**RECORDS SUPPLIED:**

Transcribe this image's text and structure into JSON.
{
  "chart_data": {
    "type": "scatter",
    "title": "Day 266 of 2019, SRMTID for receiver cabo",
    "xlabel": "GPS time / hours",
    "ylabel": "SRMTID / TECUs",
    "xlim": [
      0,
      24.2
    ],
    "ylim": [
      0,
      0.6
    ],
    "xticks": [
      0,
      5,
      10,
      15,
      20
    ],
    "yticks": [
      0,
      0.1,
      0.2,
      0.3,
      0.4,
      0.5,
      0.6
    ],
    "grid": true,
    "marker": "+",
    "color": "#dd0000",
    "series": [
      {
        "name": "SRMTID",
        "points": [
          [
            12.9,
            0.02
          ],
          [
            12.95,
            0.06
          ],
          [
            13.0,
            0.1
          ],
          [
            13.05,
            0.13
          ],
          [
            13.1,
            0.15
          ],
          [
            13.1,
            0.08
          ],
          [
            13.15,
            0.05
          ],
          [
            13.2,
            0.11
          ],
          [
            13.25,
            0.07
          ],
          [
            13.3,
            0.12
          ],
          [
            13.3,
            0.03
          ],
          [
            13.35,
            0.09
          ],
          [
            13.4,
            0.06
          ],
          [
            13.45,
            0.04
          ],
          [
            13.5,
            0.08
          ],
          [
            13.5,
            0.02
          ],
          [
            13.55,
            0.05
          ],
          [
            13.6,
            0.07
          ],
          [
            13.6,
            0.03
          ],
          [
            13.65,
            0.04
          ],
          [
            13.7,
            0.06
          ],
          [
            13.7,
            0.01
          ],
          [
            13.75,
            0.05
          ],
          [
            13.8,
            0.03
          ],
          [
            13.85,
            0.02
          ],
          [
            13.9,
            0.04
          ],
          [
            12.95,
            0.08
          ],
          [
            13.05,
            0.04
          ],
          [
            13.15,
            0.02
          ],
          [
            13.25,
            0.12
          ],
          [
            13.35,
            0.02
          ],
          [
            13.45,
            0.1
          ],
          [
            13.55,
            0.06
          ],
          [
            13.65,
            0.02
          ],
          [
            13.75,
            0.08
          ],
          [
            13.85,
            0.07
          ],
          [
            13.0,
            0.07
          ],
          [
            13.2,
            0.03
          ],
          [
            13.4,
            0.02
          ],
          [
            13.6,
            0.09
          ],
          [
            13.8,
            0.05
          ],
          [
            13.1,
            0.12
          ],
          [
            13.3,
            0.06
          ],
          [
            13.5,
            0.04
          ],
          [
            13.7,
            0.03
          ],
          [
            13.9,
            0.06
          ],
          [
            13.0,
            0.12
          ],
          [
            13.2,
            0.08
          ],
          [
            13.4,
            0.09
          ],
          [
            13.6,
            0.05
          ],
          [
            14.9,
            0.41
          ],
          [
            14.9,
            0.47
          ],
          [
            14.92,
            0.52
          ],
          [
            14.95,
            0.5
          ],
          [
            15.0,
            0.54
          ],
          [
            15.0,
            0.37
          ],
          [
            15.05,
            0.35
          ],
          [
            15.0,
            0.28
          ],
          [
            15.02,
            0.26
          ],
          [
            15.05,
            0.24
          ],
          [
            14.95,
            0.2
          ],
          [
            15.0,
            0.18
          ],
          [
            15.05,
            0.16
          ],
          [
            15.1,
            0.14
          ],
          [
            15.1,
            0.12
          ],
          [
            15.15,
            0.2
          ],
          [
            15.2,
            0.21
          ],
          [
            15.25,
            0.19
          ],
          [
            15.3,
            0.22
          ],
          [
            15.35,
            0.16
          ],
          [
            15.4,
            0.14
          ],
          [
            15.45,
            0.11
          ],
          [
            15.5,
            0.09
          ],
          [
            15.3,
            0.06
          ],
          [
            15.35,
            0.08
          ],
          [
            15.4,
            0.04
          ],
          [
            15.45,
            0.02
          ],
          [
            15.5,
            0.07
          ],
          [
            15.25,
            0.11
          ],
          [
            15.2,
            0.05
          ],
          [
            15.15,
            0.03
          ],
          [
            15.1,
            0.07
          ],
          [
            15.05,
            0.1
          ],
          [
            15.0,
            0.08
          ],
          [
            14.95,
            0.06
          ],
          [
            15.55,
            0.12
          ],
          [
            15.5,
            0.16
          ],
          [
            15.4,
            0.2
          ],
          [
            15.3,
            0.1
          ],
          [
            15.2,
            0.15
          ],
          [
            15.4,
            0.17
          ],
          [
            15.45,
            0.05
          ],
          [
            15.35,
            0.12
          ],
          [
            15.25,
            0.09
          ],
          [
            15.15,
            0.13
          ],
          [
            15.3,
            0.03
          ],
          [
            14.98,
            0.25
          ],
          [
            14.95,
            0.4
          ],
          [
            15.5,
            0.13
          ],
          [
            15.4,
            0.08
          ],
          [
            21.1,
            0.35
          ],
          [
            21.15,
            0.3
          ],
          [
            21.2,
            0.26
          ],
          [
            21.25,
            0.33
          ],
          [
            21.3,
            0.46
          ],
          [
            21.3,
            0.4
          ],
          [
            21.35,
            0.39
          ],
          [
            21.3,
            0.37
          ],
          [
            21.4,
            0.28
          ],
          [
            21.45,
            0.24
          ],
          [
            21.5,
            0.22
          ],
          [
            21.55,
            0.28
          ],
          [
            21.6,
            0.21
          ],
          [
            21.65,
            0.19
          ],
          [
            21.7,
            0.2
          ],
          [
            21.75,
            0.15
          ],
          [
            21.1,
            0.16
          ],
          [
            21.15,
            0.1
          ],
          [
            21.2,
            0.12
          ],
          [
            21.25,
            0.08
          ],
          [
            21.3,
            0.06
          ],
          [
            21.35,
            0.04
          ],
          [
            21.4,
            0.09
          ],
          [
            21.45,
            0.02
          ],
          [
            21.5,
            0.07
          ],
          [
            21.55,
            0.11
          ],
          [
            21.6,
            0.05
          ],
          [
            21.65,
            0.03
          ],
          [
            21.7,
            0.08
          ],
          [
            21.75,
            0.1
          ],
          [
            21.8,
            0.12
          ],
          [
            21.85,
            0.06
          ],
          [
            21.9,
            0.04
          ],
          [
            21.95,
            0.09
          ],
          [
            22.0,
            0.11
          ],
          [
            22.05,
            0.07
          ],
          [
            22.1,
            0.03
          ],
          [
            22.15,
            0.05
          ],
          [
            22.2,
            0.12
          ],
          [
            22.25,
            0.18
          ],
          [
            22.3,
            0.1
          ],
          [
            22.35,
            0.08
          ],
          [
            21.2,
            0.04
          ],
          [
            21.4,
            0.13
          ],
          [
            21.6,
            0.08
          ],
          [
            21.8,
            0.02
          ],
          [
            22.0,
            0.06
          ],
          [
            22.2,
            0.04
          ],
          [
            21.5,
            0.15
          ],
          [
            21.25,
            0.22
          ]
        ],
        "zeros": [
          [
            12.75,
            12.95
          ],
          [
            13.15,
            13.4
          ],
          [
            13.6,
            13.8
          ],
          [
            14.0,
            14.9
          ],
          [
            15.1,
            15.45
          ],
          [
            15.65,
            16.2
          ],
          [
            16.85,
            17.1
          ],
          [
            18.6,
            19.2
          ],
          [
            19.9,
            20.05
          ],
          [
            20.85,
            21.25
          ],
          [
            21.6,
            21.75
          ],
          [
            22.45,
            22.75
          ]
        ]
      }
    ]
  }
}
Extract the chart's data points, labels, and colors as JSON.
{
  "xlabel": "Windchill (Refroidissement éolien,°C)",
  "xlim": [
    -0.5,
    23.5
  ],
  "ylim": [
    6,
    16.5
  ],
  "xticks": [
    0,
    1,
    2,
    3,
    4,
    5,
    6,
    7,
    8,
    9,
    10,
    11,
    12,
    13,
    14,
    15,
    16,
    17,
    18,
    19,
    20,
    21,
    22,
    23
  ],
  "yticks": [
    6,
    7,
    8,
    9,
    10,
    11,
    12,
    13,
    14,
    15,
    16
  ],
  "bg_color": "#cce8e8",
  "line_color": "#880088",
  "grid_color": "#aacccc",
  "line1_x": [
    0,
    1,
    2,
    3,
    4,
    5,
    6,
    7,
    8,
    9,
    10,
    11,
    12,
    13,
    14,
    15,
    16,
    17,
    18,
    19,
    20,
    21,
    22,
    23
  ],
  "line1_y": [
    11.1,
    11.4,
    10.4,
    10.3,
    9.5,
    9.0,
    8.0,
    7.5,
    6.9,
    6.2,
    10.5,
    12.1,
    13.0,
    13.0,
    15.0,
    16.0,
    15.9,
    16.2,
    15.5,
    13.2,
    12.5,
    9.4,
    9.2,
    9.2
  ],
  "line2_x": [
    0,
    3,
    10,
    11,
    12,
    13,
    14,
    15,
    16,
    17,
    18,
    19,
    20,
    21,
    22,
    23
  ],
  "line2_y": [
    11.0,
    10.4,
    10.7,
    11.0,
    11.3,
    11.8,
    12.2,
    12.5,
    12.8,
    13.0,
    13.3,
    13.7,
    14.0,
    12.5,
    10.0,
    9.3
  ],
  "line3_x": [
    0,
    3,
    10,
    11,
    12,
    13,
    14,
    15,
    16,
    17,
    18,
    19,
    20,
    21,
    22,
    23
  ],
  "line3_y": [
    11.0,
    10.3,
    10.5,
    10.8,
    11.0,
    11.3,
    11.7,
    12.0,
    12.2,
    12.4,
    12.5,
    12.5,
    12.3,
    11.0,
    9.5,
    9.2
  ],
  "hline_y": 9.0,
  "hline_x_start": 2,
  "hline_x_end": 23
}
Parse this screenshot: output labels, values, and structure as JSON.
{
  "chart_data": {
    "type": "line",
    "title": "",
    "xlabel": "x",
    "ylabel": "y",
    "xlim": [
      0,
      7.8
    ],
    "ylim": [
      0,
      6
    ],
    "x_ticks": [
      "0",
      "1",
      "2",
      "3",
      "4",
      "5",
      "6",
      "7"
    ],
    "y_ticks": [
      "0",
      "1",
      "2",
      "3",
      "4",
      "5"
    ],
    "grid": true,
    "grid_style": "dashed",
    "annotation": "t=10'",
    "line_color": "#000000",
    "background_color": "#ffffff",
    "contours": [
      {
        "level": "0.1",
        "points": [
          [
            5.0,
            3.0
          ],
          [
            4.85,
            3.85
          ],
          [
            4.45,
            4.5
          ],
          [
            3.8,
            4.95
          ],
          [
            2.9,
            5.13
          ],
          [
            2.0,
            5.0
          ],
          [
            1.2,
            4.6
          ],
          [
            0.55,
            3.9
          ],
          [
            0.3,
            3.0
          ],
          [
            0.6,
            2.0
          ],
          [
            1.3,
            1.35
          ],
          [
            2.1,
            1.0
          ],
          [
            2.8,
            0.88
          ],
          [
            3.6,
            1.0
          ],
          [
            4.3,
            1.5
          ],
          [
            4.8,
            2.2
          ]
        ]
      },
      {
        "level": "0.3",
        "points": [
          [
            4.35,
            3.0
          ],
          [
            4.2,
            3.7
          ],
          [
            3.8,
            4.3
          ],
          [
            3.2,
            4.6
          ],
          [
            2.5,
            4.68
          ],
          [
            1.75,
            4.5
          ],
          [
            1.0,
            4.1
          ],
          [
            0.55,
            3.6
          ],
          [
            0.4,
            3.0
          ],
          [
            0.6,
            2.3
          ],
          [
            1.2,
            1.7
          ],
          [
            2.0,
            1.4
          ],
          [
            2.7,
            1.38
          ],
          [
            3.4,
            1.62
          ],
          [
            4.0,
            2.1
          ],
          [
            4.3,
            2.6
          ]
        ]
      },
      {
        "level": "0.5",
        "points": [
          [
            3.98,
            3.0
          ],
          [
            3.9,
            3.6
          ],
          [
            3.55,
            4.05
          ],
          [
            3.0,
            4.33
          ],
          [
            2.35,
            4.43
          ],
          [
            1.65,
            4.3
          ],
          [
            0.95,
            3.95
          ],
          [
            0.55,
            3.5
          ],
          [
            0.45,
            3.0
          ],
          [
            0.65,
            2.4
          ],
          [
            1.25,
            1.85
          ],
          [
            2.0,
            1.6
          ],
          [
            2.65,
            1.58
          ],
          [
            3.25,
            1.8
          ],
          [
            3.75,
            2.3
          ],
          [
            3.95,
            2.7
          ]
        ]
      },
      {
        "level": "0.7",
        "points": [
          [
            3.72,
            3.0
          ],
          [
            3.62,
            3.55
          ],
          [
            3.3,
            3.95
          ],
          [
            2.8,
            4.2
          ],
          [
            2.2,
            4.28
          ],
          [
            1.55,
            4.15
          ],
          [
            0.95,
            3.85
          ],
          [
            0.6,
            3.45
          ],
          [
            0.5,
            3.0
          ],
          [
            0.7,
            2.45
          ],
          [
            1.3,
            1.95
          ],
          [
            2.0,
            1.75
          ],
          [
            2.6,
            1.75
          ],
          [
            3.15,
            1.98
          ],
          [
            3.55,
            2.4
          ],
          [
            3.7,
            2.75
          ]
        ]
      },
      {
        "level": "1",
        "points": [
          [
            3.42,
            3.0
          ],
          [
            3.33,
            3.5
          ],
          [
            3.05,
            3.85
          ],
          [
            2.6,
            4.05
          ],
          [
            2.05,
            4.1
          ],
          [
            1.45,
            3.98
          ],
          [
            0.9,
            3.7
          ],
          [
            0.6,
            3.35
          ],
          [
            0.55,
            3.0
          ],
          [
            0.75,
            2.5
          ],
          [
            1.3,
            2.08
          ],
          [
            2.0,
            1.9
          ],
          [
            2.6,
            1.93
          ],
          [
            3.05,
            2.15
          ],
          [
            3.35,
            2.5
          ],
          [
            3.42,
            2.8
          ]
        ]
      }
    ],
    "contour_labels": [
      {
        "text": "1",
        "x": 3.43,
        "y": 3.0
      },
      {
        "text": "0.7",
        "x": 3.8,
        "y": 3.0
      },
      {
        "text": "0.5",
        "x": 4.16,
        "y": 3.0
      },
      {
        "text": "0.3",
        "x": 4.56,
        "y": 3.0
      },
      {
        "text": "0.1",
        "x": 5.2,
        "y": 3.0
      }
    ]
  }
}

**WHAT YOU WILL DO:**
Copy each line of the records containing the string "text".

**RESULT:**
Transcribe this image's text and structure into JSON.
        "text": "1",
        "text": "0.7",
        "text": "0.5",
        "text": "0.3",
        "text": "0.1",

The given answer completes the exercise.